[start]

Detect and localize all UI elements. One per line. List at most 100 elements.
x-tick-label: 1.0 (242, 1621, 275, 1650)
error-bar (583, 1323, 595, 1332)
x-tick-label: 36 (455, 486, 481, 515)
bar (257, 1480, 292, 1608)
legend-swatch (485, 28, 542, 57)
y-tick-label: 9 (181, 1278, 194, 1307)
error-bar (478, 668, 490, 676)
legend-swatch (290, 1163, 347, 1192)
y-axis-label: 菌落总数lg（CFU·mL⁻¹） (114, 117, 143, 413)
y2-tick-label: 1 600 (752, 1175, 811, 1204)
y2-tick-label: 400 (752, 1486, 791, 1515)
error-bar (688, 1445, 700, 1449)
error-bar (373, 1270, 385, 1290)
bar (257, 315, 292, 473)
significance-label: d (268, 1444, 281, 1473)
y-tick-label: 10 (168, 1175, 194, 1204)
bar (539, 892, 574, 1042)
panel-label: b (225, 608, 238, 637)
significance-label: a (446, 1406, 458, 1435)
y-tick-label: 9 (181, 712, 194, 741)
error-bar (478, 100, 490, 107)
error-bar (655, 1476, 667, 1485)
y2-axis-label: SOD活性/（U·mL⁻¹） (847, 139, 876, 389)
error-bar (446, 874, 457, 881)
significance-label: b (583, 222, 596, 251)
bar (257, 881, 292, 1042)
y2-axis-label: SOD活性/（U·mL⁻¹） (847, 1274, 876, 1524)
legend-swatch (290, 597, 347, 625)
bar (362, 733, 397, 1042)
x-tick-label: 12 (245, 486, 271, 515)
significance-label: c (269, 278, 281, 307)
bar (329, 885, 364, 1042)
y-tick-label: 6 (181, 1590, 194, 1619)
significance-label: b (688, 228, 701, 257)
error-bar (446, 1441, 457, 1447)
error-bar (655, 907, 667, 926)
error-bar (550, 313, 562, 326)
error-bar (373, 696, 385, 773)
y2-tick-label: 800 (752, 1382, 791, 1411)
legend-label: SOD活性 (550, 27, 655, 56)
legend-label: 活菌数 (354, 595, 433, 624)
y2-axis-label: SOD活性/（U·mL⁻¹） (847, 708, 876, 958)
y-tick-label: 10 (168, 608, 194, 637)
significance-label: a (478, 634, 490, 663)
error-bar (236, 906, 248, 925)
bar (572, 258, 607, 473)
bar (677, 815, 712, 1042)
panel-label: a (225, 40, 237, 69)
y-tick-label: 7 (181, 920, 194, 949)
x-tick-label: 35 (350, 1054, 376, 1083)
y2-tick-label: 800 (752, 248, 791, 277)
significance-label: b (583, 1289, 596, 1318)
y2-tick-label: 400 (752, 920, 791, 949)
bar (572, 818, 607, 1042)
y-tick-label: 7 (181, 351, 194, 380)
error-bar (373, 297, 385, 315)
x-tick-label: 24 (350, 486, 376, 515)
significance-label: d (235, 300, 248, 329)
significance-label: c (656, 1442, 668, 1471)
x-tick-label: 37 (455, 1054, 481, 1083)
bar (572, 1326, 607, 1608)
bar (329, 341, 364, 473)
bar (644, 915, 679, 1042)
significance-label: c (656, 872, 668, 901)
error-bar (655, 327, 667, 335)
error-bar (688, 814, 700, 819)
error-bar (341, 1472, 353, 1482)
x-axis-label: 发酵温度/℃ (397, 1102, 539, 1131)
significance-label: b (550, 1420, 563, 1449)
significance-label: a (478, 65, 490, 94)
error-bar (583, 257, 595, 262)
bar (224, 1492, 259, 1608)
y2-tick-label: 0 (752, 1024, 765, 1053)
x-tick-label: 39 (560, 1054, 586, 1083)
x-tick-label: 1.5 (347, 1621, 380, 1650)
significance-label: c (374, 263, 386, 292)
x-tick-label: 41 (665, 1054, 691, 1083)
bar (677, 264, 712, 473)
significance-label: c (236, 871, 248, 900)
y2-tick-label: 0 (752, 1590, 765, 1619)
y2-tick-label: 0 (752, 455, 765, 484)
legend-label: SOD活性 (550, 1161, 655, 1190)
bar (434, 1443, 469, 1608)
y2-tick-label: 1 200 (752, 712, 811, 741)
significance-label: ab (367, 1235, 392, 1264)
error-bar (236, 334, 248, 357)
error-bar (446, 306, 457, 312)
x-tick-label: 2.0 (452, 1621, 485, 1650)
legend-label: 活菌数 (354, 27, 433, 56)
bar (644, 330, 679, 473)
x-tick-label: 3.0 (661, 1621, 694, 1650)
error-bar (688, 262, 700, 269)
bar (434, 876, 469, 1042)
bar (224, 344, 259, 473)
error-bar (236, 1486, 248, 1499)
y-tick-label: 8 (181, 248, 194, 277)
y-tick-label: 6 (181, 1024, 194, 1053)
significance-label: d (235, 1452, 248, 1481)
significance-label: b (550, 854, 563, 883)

[end]

#### TASK INSTRUCTIONS:
Reproduce the items above verbatim, one line for each, keeping every item.

#### ANSWER TO THIS EXERCISE:
Detect and localize all UI elements. One per line. List at most 100 elements.
x-tick-label: 1.0 (242, 1621, 275, 1650)
error-bar (583, 1323, 595, 1332)
x-tick-label: 36 (455, 486, 481, 515)
bar (257, 1480, 292, 1608)
legend-swatch (485, 28, 542, 57)
y-tick-label: 9 (181, 1278, 194, 1307)
error-bar (478, 668, 490, 676)
legend-swatch (290, 1163, 347, 1192)
y-axis-label: 菌落总数lg（CFU·mL⁻¹） (114, 117, 143, 413)
y2-tick-label: 1 600 (752, 1175, 811, 1204)
y2-tick-label: 400 (752, 1486, 791, 1515)
error-bar (688, 1445, 700, 1449)
error-bar (373, 1270, 385, 1290)
bar (257, 315, 292, 473)
significance-label: d (268, 1444, 281, 1473)
y-tick-label: 10 (168, 1175, 194, 1204)
bar (539, 892, 574, 1042)
panel-label: b (225, 608, 238, 637)
significance-label: a (446, 1406, 458, 1435)
y-tick-label: 9 (181, 712, 194, 741)
error-bar (478, 100, 490, 107)
error-bar (655, 1476, 667, 1485)
y2-axis-label: SOD活性/（U·mL⁻¹） (847, 139, 876, 389)
error-bar (446, 874, 457, 881)
significance-label: b (583, 222, 596, 251)
bar (257, 881, 292, 1042)
y2-axis-label: SOD活性/（U·mL⁻¹） (847, 1274, 876, 1524)
legend-swatch (290, 597, 347, 625)
bar (362, 733, 397, 1042)
x-tick-label: 12 (245, 486, 271, 515)
significance-label: c (269, 278, 281, 307)
bar (329, 885, 364, 1042)
y-tick-label: 6 (181, 1590, 194, 1619)
significance-label: b (688, 228, 701, 257)
error-bar (446, 1441, 457, 1447)
error-bar (655, 907, 667, 926)
error-bar (550, 313, 562, 326)
error-bar (373, 696, 385, 773)
y2-tick-label: 800 (752, 1382, 791, 1411)
legend-label: SOD活性 (550, 27, 655, 56)
legend-label: 活菌数 (354, 595, 433, 624)
y2-axis-label: SOD活性/（U·mL⁻¹） (847, 708, 876, 958)
y-tick-label: 10 (168, 608, 194, 637)
significance-label: a (478, 634, 490, 663)
error-bar (236, 906, 248, 925)
bar (572, 258, 607, 473)
bar (677, 815, 712, 1042)
panel-label: a (225, 40, 237, 69)
y-tick-label: 7 (181, 920, 194, 949)
x-tick-label: 35 (350, 1054, 376, 1083)
y2-tick-label: 800 (752, 248, 791, 277)
significance-label: b (583, 1289, 596, 1318)
y2-tick-label: 400 (752, 920, 791, 949)
bar (572, 818, 607, 1042)
y-tick-label: 7 (181, 351, 194, 380)
error-bar (373, 297, 385, 315)
x-tick-label: 24 (350, 486, 376, 515)
significance-label: d (235, 300, 248, 329)
significance-label: c (656, 1442, 668, 1471)
x-tick-label: 37 (455, 1054, 481, 1083)
bar (572, 1326, 607, 1608)
bar (329, 341, 364, 473)
bar (644, 915, 679, 1042)
significance-label: c (656, 872, 668, 901)
error-bar (655, 327, 667, 335)
error-bar (688, 814, 700, 819)
error-bar (341, 1472, 353, 1482)
x-axis-label: 发酵温度/℃ (397, 1102, 539, 1131)
significance-label: b (550, 1420, 563, 1449)
significance-label: a (478, 65, 490, 94)
error-bar (583, 257, 595, 262)
bar (224, 1492, 259, 1608)
y2-tick-label: 0 (752, 1024, 765, 1053)
x-tick-label: 39 (560, 1054, 586, 1083)
x-tick-label: 1.5 (347, 1621, 380, 1650)
significance-label: c (374, 263, 386, 292)
x-tick-label: 41 (665, 1054, 691, 1083)
bar (677, 264, 712, 473)
significance-label: c (236, 871, 248, 900)
y2-tick-label: 0 (752, 1590, 765, 1619)
y2-tick-label: 0 (752, 455, 765, 484)
legend-label: SOD活性 (550, 1161, 655, 1190)
bar (434, 1443, 469, 1608)
y2-tick-label: 1 200 (752, 712, 811, 741)
significance-label: ab (367, 1235, 392, 1264)
error-bar (236, 334, 248, 357)
error-bar (446, 306, 457, 312)
x-tick-label: 2.0 (452, 1621, 485, 1650)
legend-label: 活菌数 (354, 27, 433, 56)
bar (644, 330, 679, 473)
x-tick-label: 3.0 (661, 1621, 694, 1650)
error-bar (688, 262, 700, 269)
bar (434, 876, 469, 1042)
bar (224, 344, 259, 473)
error-bar (236, 1486, 248, 1499)
y-tick-label: 8 (181, 248, 194, 277)
y-tick-label: 6 (181, 1024, 194, 1053)
significance-label: d (235, 1452, 248, 1481)
significance-label: b (550, 854, 563, 883)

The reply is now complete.